start
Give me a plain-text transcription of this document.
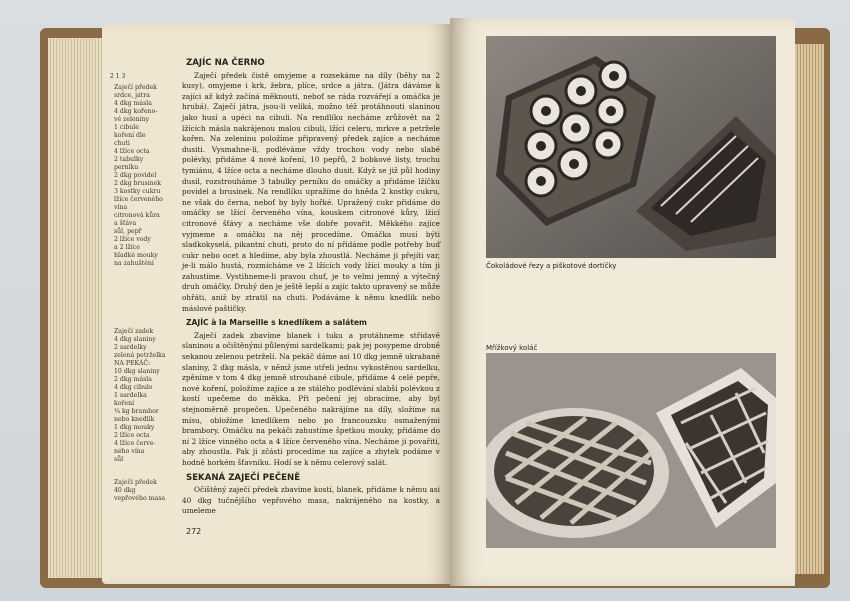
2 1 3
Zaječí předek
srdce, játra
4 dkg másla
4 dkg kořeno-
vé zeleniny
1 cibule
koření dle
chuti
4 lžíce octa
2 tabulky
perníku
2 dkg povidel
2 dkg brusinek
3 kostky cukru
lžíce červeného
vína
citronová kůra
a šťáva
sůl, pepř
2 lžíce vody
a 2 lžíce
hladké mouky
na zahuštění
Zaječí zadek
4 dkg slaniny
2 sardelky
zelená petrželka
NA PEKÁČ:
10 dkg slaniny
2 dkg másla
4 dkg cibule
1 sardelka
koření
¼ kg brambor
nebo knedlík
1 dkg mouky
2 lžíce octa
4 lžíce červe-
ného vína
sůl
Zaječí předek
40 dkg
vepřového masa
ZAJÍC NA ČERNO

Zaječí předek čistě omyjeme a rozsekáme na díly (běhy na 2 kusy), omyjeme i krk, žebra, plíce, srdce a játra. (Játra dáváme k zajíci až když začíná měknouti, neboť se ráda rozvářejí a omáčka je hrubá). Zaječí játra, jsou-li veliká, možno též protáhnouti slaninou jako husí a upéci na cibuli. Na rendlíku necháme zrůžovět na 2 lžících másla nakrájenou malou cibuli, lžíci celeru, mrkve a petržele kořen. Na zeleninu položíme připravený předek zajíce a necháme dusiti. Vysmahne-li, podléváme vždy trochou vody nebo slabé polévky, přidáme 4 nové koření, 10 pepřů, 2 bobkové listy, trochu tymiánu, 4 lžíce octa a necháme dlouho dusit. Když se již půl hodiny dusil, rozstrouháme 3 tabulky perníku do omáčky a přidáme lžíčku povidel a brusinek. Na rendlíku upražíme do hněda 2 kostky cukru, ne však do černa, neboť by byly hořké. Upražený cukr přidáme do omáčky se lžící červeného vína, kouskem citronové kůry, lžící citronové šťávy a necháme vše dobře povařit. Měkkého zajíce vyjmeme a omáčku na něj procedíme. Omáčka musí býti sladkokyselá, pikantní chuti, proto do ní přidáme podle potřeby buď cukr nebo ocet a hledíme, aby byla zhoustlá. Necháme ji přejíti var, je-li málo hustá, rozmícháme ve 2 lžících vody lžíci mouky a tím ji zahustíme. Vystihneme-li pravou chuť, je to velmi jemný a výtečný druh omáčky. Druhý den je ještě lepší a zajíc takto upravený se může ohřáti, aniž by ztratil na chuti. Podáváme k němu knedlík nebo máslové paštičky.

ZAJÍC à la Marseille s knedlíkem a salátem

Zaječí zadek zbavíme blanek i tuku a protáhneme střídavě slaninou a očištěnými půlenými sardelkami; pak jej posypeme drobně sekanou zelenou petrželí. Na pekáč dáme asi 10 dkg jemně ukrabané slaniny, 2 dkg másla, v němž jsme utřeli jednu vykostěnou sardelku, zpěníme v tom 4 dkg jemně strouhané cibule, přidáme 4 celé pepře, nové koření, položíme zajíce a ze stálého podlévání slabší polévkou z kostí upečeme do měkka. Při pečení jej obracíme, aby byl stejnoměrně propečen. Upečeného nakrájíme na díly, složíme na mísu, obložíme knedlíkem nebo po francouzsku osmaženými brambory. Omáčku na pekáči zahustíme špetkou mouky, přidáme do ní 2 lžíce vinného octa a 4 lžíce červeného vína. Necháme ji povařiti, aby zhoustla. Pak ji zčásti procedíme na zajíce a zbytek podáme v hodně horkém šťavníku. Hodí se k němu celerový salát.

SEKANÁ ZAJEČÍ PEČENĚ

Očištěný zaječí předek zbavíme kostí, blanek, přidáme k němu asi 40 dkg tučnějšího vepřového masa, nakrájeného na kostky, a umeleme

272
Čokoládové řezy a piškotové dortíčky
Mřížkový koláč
end
start
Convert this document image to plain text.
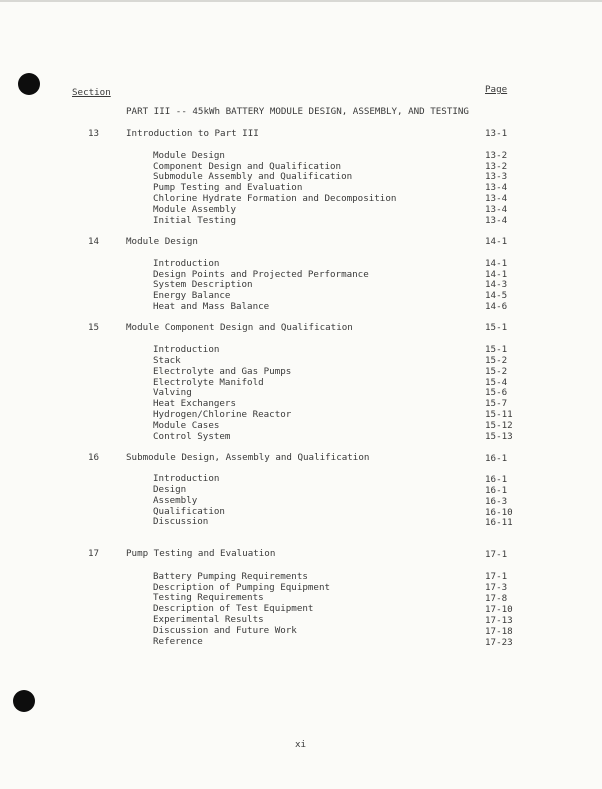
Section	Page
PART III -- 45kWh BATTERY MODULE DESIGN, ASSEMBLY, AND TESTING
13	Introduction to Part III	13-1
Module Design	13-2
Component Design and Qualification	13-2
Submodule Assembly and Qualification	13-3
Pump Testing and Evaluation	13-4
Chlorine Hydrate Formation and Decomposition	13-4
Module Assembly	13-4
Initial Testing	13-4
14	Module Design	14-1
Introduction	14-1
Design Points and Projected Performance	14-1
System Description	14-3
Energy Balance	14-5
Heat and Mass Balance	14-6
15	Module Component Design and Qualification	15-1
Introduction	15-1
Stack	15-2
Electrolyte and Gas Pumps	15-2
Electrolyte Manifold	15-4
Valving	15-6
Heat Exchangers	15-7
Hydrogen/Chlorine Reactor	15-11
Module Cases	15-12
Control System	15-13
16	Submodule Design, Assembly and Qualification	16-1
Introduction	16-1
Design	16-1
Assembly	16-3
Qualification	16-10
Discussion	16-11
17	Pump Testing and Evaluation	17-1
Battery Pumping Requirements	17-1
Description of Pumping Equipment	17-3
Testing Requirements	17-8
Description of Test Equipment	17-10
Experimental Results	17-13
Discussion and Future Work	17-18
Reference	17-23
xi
end
Every line of the listing that holds "Introduction" is to be counted; give only the resulting number.

4